- [Problem to work on]
Collect each line containing "marker".

Start of Provided information

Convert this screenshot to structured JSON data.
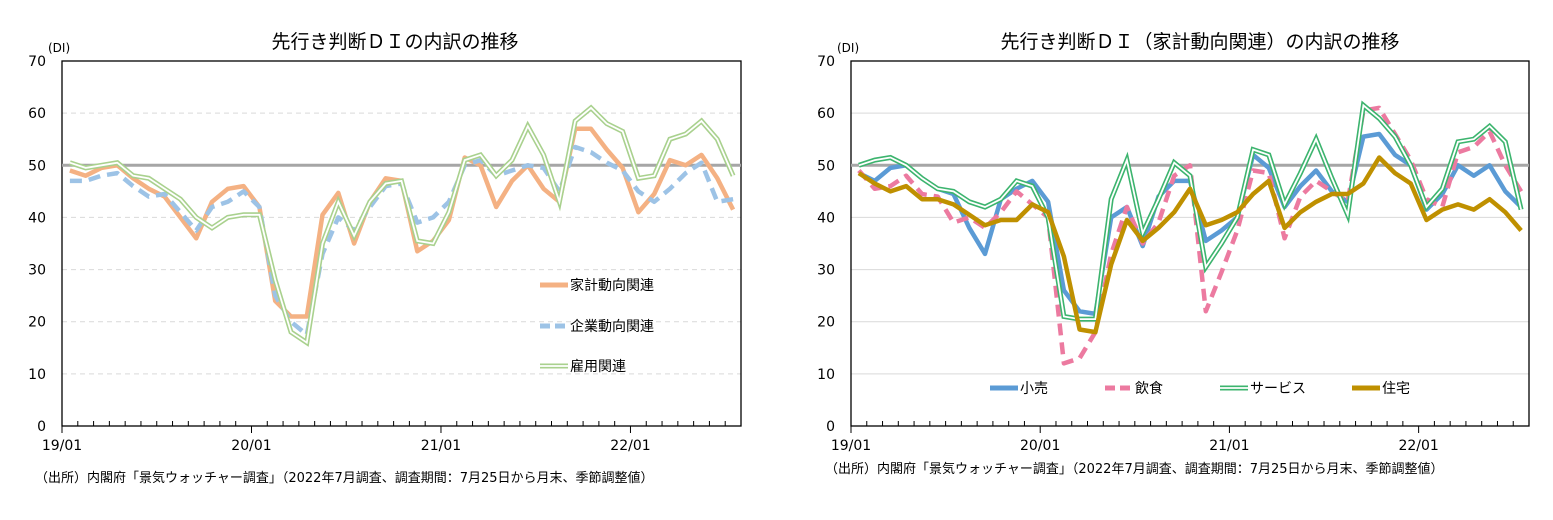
{
  "source_note": "（出所）内閣府「景気ウォッチャー調査」（2022年7月調査、調査期間：7月25日から月末、季節調整値）",
  "chart_data": [
    {
      "type": "line",
      "title": "先行き判断ＤＩの内訳の推移",
      "ylabel": "(DI)",
      "ylim": [
        0,
        70
      ],
      "yticks": [
        "0",
        "10",
        "20",
        "30",
        "40",
        "50",
        "60",
        "70"
      ],
      "xtick_labels": [
        "19/01",
        "20/01",
        "21/01",
        "22/01"
      ],
      "x_start": "2019-01",
      "x_end": "2022-07",
      "frequency": "monthly",
      "reference_line": 50,
      "grid": "dashed-horizontal",
      "legend_placement": "bottom-right",
      "series": [
        {
          "name": "家計動向関連",
          "color": "#f4b183",
          "style": "solid",
          "values": [
            49,
            48,
            49.5,
            50,
            47.5,
            45.5,
            44,
            40,
            36,
            43,
            45.5,
            46,
            42,
            24,
            21,
            21,
            40.5,
            44.7,
            35,
            43,
            47.5,
            47,
            33.5,
            35.5,
            39.5,
            51.5,
            50,
            42,
            47,
            50,
            45.5,
            43,
            57,
            57,
            53,
            49.5,
            41,
            44.5,
            51,
            50,
            52,
            47.5,
            41.5
          ]
        },
        {
          "name": "企業動向関連",
          "color": "#9dc3e6",
          "style": "dashed",
          "values": [
            47,
            47,
            48,
            48.5,
            46,
            44,
            44.5,
            41,
            37.5,
            42,
            43,
            45,
            42,
            25,
            20,
            17.5,
            33,
            40,
            37.5,
            42,
            46,
            46.5,
            39,
            40,
            43,
            50,
            51,
            48,
            49,
            50,
            49.5,
            45,
            53.5,
            52.5,
            50.5,
            49,
            45,
            43,
            45.5,
            48.5,
            50.5,
            43,
            43.5
          ]
        },
        {
          "name": "雇用関連",
          "color": "#a9d18e",
          "style": "double",
          "values": [
            50.5,
            49.5,
            50,
            50.5,
            48,
            47.5,
            45.5,
            43.5,
            40,
            38,
            40,
            40.5,
            40.5,
            28,
            18,
            16,
            35,
            43,
            36.5,
            43,
            46.5,
            47,
            35.5,
            35,
            41,
            51,
            52,
            48,
            51,
            57.5,
            52,
            43,
            58.5,
            61,
            58,
            56.5,
            47.5,
            48,
            55,
            56,
            58.5,
            55,
            48
          ]
        }
      ]
    },
    {
      "type": "line",
      "title": "先行き判断ＤＩ（家計動向関連）の内訳の推移",
      "ylabel": "(DI)",
      "ylim": [
        0,
        70
      ],
      "yticks": [
        "0",
        "10",
        "20",
        "30",
        "40",
        "50",
        "60",
        "70"
      ],
      "xtick_labels": [
        "19/01",
        "20/01",
        "21/01",
        "22/01"
      ],
      "x_start": "2019-01",
      "x_end": "2022-07",
      "frequency": "monthly",
      "reference_line": 50,
      "grid": "solid-horizontal",
      "legend_placement": "bottom",
      "series": [
        {
          "name": "小売",
          "color": "#5b9bd5",
          "style": "solid",
          "values": [
            48.5,
            47,
            49.5,
            50,
            47.5,
            45.5,
            44.5,
            38,
            33,
            43.5,
            45.5,
            47,
            43,
            26,
            22,
            21.5,
            40,
            42,
            34.5,
            44,
            47,
            47,
            35.5,
            37.5,
            40,
            52,
            49.5,
            42,
            46,
            49,
            45,
            43,
            55.5,
            56,
            52,
            50,
            41.5,
            44.5,
            50,
            48,
            50,
            45,
            42
          ]
        },
        {
          "name": "飲食",
          "color": "#ec7aa0",
          "style": "dashed",
          "values": [
            49,
            45.5,
            46,
            48,
            44.5,
            44,
            39,
            40,
            38,
            41,
            45,
            42.5,
            40,
            12,
            13,
            18,
            33,
            42,
            35,
            39,
            48,
            50,
            22,
            29.5,
            37.5,
            49,
            48.5,
            36,
            44,
            47,
            45,
            43,
            60.5,
            61,
            56,
            51,
            43.5,
            42,
            52.5,
            53.5,
            56.5,
            50,
            45
          ]
        },
        {
          "name": "サービス",
          "color": "#3cb46e",
          "style": "double",
          "values": [
            50,
            51,
            51.5,
            50,
            47.5,
            45.5,
            45,
            43,
            42,
            43.5,
            47,
            46,
            40,
            21,
            20.5,
            20.5,
            43.5,
            51,
            37,
            43.5,
            50.5,
            48,
            30.5,
            35,
            40,
            53,
            52,
            42.5,
            48.5,
            55,
            47.5,
            40.5,
            61.5,
            59,
            55.5,
            50,
            42,
            45.5,
            54.5,
            55,
            57.5,
            54.5,
            41.5
          ]
        },
        {
          "name": "住宅",
          "color": "#bf9000",
          "style": "solid",
          "values": [
            48.5,
            46.5,
            45,
            46,
            43.5,
            43.5,
            42.5,
            40.5,
            38.5,
            39.5,
            39.5,
            42.5,
            41,
            32.5,
            18.5,
            18,
            31,
            39.5,
            35.5,
            38,
            41,
            45.5,
            38.5,
            39.5,
            41,
            44.5,
            47,
            38,
            41,
            43,
            44.5,
            44.5,
            46.5,
            51.5,
            48.5,
            46.5,
            39.5,
            41.5,
            42.5,
            41.5,
            43.5,
            41,
            37.5
          ]
        }
      ]
    }
  ]
}
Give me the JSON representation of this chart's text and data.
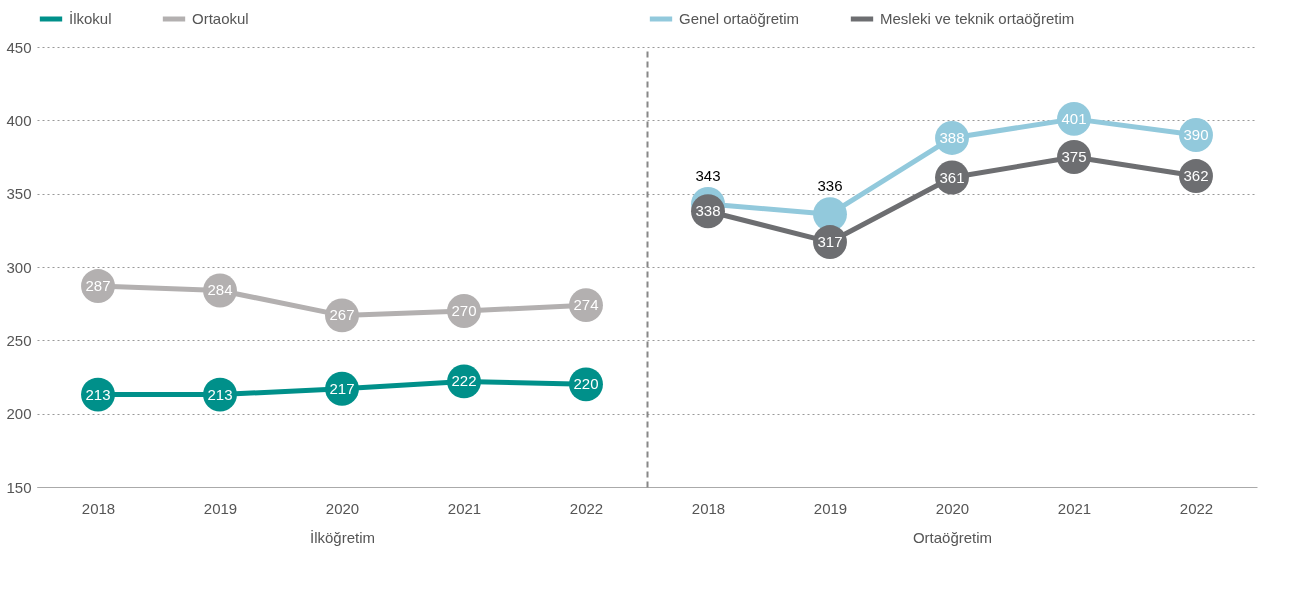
{
  "chart_data": [
    {
      "type": "line",
      "categories": [
        "2018",
        "2019",
        "2020",
        "2021",
        "2022"
      ],
      "xlabel": "İlköğretim",
      "series": [
        {
          "name": "İlkokul",
          "color": "#00908a",
          "values": [
            213,
            213,
            217,
            222,
            220
          ]
        },
        {
          "name": "Ortaokul",
          "color": "#b3b0b0",
          "values": [
            287,
            284,
            267,
            270,
            274
          ]
        }
      ],
      "ylim": [
        150,
        450
      ],
      "yticks": [
        150,
        200,
        250,
        300,
        350,
        400,
        450
      ],
      "grid": "y",
      "legend": "top",
      "marker": "circle",
      "line_style": "solid",
      "data_labels": true
    },
    {
      "type": "line",
      "categories": [
        "2018",
        "2019",
        "2020",
        "2021",
        "2022"
      ],
      "xlabel": "Ortaöğretim",
      "series": [
        {
          "name": "Genel ortaöğretim",
          "color": "#92c9dc",
          "values": [
            343,
            336,
            388,
            401,
            390
          ]
        },
        {
          "name": "Mesleki ve teknik ortaöğretim",
          "color": "#6d6e71",
          "values": [
            338,
            317,
            361,
            375,
            362
          ]
        }
      ],
      "ylim": [
        150,
        450
      ],
      "yticks": [
        150,
        200,
        250,
        300,
        350,
        400,
        450
      ],
      "grid": "y",
      "legend": "top",
      "marker": "circle",
      "line_style": "solid",
      "data_labels": true,
      "tick_labels": "x"
    }
  ]
}
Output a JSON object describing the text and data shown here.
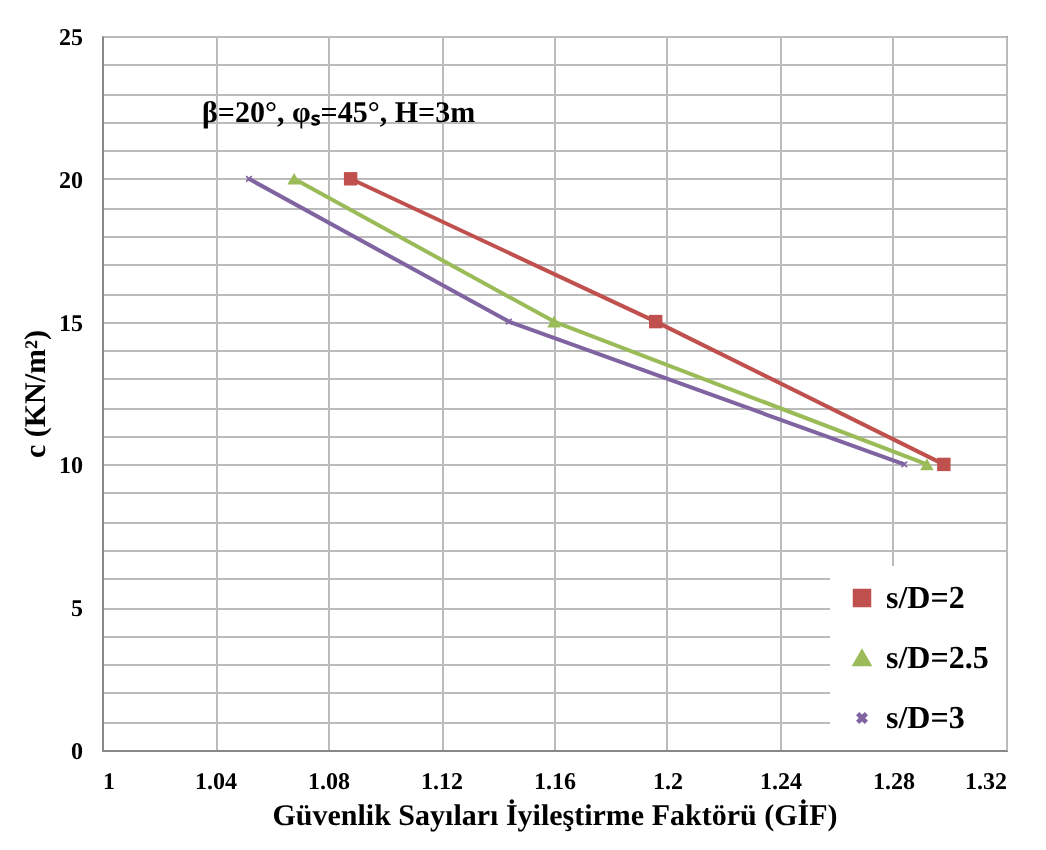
{
  "chart_data": {
    "type": "line",
    "xlabel": "Güvenlik Sayıları İyileştirme Faktörü (GİF)",
    "ylabel": "c (KN/m²)",
    "annotations": [
      "β=20°, φₛ=45°, H=3m"
    ],
    "series": [
      {
        "name": "s/D=2",
        "color": "#c0504d",
        "marker": "square",
        "x": [
          1.088,
          1.196,
          1.298
        ],
        "values": [
          20,
          15,
          10
        ]
      },
      {
        "name": "s/D=2.5",
        "color": "#9bbb59",
        "marker": "triangle",
        "x": [
          1.068,
          1.16,
          1.292
        ],
        "values": [
          20,
          15,
          10
        ]
      },
      {
        "name": "s/D=3",
        "color": "#8064a2",
        "marker": "cross",
        "x": [
          1.052,
          1.144,
          1.284
        ],
        "values": [
          20,
          15,
          10
        ]
      }
    ],
    "xlim": [
      1,
      1.32
    ],
    "xticks": [
      1,
      1.04,
      1.08,
      1.12,
      1.16,
      1.2,
      1.24,
      1.28,
      1.32
    ],
    "ylim": [
      0,
      25
    ],
    "yticks": [
      0,
      {
        "value": 1,
        "label": null
      },
      {
        "value": 2,
        "label": null
      },
      {
        "value": 3,
        "label": null
      },
      {
        "value": 4,
        "label": null
      },
      5,
      {
        "value": 6,
        "label": null
      },
      {
        "value": 7,
        "label": null
      },
      {
        "value": 8,
        "label": null
      },
      {
        "value": 9,
        "label": null
      },
      10,
      {
        "value": 11,
        "label": null
      },
      {
        "value": 12,
        "label": null
      },
      {
        "value": 13,
        "label": null
      },
      {
        "value": 14,
        "label": null
      },
      15,
      {
        "value": 16,
        "label": null
      },
      {
        "value": 17,
        "label": null
      },
      {
        "value": 18,
        "label": null
      },
      {
        "value": 19,
        "label": null
      },
      20,
      {
        "value": 21,
        "label": null
      },
      {
        "value": 22,
        "label": null
      },
      {
        "value": 23,
        "label": null
      },
      {
        "value": 24,
        "label": null
      },
      25
    ],
    "grid": true,
    "legend": "bottom right",
    "line_style": "solid"
  }
}
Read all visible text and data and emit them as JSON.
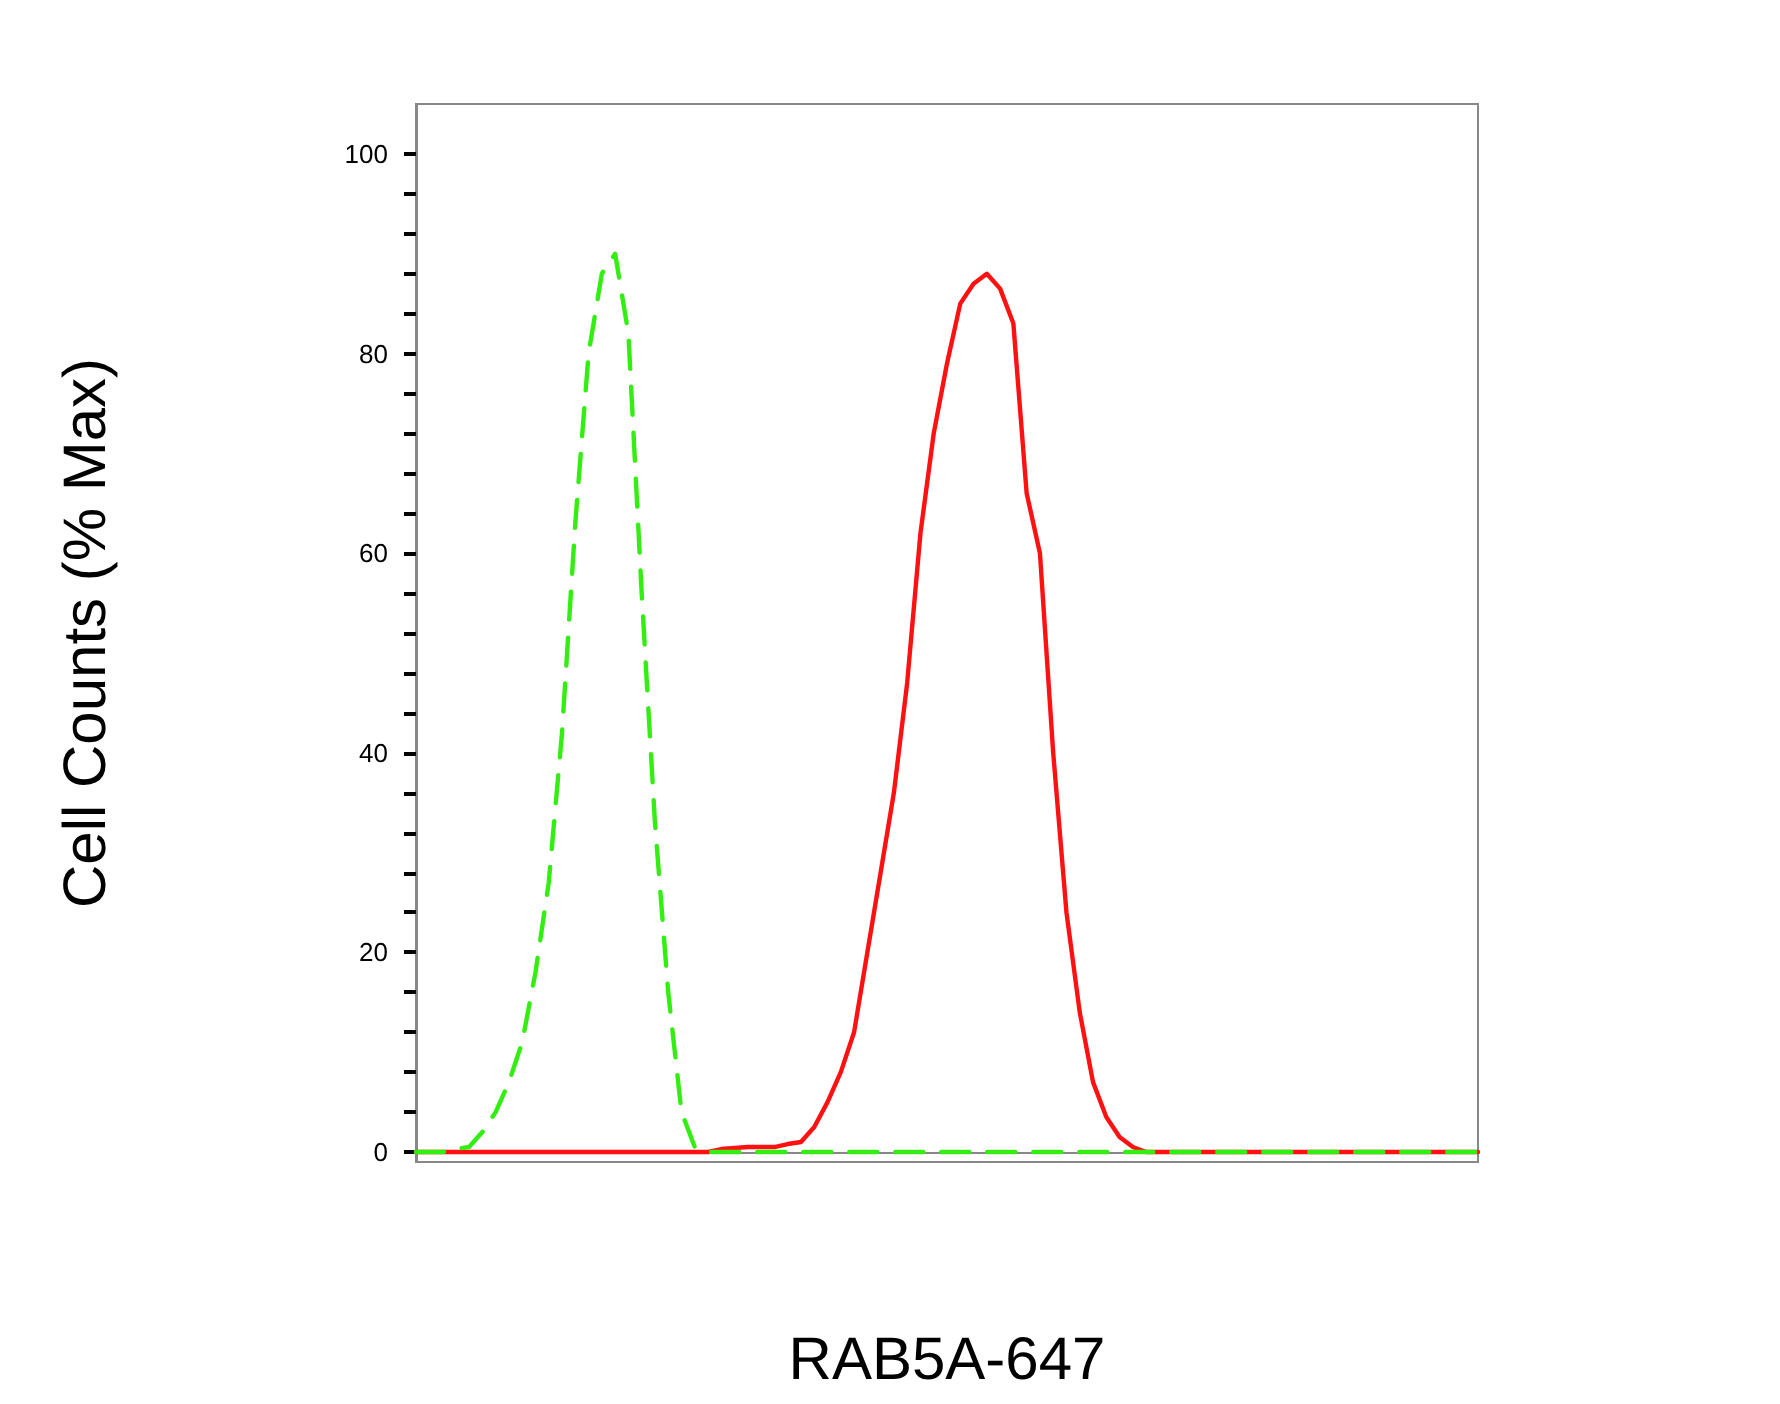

End of Provided information

- [Completed exercise]
      "marker": "circle",
      "marker": "circle",
        "marker": "square",
        "marker": "triangle",
        "marker": "cross",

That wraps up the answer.